▶ [WHAT IS REQUIRED]: Copy every row below verbatim, one per line, and leave out the picture.

▶ [STORED ROWS]:

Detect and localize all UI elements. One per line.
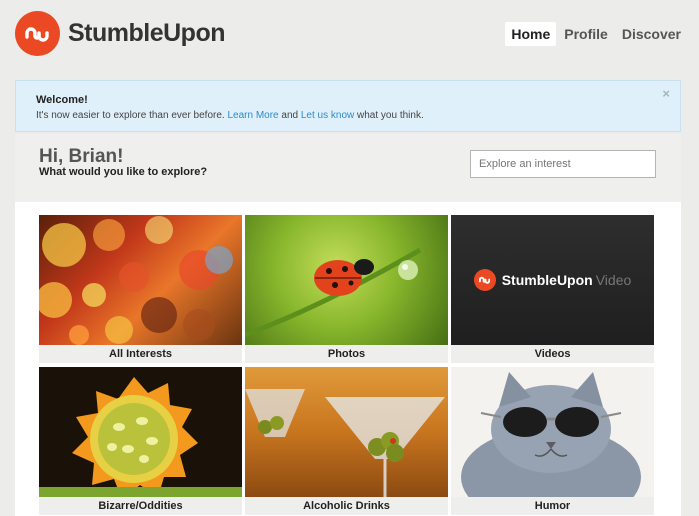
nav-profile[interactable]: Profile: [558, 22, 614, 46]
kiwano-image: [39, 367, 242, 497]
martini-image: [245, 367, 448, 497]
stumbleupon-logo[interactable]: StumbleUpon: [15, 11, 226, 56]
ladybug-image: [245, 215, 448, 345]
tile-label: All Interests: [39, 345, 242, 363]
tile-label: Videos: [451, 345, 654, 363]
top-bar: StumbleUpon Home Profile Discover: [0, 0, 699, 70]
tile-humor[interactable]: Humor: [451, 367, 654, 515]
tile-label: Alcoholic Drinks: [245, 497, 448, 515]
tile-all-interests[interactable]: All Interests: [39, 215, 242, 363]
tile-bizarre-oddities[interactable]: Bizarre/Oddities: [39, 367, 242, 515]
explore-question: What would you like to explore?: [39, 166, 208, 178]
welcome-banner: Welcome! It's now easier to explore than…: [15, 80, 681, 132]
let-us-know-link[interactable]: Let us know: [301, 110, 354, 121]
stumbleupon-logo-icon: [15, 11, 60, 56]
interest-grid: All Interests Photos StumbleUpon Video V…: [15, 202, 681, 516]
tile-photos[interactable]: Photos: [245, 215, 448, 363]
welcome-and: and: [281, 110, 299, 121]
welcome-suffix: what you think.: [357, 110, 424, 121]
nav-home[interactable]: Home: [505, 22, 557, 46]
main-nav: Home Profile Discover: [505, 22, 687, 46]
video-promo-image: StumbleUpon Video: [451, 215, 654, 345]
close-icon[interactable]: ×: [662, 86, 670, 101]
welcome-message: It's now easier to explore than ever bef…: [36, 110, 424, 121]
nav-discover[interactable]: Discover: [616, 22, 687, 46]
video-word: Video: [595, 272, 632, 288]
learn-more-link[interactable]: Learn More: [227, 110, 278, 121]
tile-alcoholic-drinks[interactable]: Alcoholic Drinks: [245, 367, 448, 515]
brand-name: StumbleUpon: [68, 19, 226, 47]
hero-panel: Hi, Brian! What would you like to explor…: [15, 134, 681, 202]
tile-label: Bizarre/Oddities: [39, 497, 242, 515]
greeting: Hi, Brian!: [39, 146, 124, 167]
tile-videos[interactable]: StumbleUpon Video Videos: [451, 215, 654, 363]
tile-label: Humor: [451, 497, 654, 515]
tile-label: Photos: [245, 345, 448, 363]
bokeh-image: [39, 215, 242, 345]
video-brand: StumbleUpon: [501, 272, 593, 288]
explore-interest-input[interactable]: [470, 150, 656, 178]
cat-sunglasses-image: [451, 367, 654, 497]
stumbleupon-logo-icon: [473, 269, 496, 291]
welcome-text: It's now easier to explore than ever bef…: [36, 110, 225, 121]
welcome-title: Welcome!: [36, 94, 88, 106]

▶ [FULL OUTPUT]:
Detect and localize all UI elements. One per line.
nav-profile[interactable]: Profile: [558, 22, 614, 46]
kiwano-image: [39, 367, 242, 497]
martini-image: [245, 367, 448, 497]
stumbleupon-logo[interactable]: StumbleUpon: [15, 11, 226, 56]
ladybug-image: [245, 215, 448, 345]
tile-label: All Interests: [39, 345, 242, 363]
tile-label: Videos: [451, 345, 654, 363]
top-bar: StumbleUpon Home Profile Discover: [0, 0, 699, 70]
tile-humor[interactable]: Humor: [451, 367, 654, 515]
tile-label: Alcoholic Drinks: [245, 497, 448, 515]
tile-all-interests[interactable]: All Interests: [39, 215, 242, 363]
tile-bizarre-oddities[interactable]: Bizarre/Oddities: [39, 367, 242, 515]
explore-question: What would you like to explore?: [39, 166, 208, 178]
welcome-banner: Welcome! It's now easier to explore than…: [15, 80, 681, 132]
let-us-know-link[interactable]: Let us know: [301, 110, 354, 121]
stumbleupon-logo-icon: [15, 11, 60, 56]
interest-grid: All Interests Photos StumbleUpon Video V…: [15, 202, 681, 516]
tile-photos[interactable]: Photos: [245, 215, 448, 363]
welcome-and: and: [281, 110, 299, 121]
welcome-suffix: what you think.: [357, 110, 424, 121]
nav-home[interactable]: Home: [505, 22, 557, 46]
main-nav: Home Profile Discover: [505, 22, 687, 46]
video-promo-image: StumbleUpon Video: [451, 215, 654, 345]
close-icon[interactable]: ×: [662, 86, 670, 101]
welcome-message: It's now easier to explore than ever bef…: [36, 110, 424, 121]
nav-discover[interactable]: Discover: [616, 22, 687, 46]
video-word: Video: [595, 272, 632, 288]
learn-more-link[interactable]: Learn More: [227, 110, 278, 121]
tile-alcoholic-drinks[interactable]: Alcoholic Drinks: [245, 367, 448, 515]
brand-name: StumbleUpon: [68, 19, 226, 47]
hero-panel: Hi, Brian! What would you like to explor…: [15, 134, 681, 202]
tile-label: Bizarre/Oddities: [39, 497, 242, 515]
greeting: Hi, Brian!: [39, 146, 124, 167]
tile-videos[interactable]: StumbleUpon Video Videos: [451, 215, 654, 363]
tile-label: Humor: [451, 497, 654, 515]
tile-label: Photos: [245, 345, 448, 363]
bokeh-image: [39, 215, 242, 345]
video-brand: StumbleUpon: [501, 272, 593, 288]
explore-interest-input[interactable]: [470, 150, 656, 178]
cat-sunglasses-image: [451, 367, 654, 497]
stumbleupon-logo-icon: [473, 269, 496, 291]
welcome-text: It's now easier to explore than ever bef…: [36, 110, 225, 121]
welcome-title: Welcome!: [36, 94, 88, 106]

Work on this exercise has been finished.